*SHORT EXERCISE*
Go through the records below line by line. Count the lines with "text" and give the count alone.

*RECORDS FOR THE EXERCISE*
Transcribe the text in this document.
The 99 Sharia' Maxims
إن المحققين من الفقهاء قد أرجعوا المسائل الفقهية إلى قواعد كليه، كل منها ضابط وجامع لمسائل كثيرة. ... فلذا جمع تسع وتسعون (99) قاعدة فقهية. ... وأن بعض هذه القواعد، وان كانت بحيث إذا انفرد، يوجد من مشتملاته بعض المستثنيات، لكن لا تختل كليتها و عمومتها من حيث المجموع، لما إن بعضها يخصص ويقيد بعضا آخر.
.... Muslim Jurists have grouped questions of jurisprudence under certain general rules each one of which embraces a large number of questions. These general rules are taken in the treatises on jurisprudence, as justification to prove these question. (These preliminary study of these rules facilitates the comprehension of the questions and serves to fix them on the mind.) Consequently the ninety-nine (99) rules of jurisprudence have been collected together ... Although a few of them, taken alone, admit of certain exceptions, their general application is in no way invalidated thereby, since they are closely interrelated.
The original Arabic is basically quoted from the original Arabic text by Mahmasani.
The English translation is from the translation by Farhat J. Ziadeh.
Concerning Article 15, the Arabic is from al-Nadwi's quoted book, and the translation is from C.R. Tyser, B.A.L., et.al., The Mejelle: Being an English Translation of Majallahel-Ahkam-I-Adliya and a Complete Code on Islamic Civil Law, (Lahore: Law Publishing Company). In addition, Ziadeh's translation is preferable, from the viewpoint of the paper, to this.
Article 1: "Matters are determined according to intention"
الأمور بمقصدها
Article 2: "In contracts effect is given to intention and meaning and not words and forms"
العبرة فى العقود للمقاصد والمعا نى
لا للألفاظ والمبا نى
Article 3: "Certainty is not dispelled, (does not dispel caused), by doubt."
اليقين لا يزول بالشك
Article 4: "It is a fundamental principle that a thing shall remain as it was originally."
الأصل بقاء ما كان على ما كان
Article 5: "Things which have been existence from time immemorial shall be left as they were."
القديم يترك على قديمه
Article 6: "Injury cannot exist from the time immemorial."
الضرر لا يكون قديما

*TASK RESPONSE*
2